• [Job] Extract the lines that hold the string "Массовая".

(Dataset excerpt)
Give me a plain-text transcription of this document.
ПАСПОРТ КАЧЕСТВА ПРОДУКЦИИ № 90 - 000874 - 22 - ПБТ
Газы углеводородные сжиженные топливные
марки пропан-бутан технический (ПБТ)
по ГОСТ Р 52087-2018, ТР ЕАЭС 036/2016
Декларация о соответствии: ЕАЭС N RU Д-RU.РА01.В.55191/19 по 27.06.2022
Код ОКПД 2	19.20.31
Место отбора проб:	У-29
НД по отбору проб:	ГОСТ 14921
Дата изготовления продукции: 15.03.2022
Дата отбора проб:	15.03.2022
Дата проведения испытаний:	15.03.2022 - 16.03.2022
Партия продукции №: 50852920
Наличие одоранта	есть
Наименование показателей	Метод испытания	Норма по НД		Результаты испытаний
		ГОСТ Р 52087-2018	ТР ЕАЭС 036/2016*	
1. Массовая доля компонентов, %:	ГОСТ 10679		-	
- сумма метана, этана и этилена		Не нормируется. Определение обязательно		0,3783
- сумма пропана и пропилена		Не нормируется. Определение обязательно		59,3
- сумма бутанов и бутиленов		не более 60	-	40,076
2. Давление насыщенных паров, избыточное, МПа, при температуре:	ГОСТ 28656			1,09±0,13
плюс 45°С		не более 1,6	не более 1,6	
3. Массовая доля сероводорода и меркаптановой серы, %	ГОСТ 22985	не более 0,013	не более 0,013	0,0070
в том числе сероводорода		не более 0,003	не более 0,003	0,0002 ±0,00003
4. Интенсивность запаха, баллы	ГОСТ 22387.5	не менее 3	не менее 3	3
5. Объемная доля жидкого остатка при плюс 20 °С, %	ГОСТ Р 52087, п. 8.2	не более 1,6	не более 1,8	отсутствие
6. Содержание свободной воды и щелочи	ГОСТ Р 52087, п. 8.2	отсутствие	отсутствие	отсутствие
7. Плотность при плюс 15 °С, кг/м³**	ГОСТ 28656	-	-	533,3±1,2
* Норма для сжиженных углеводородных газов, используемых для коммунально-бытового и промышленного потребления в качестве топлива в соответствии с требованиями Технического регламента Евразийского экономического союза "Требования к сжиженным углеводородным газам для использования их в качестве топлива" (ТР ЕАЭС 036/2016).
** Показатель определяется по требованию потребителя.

• [Solution]
1. Массовая доля компонентов, %:	ГОСТ 10679		-	
3. Массовая доля сероводорода и меркаптановой серы, %	ГОСТ 22985	не более 0,013	не более 0,013	0,0070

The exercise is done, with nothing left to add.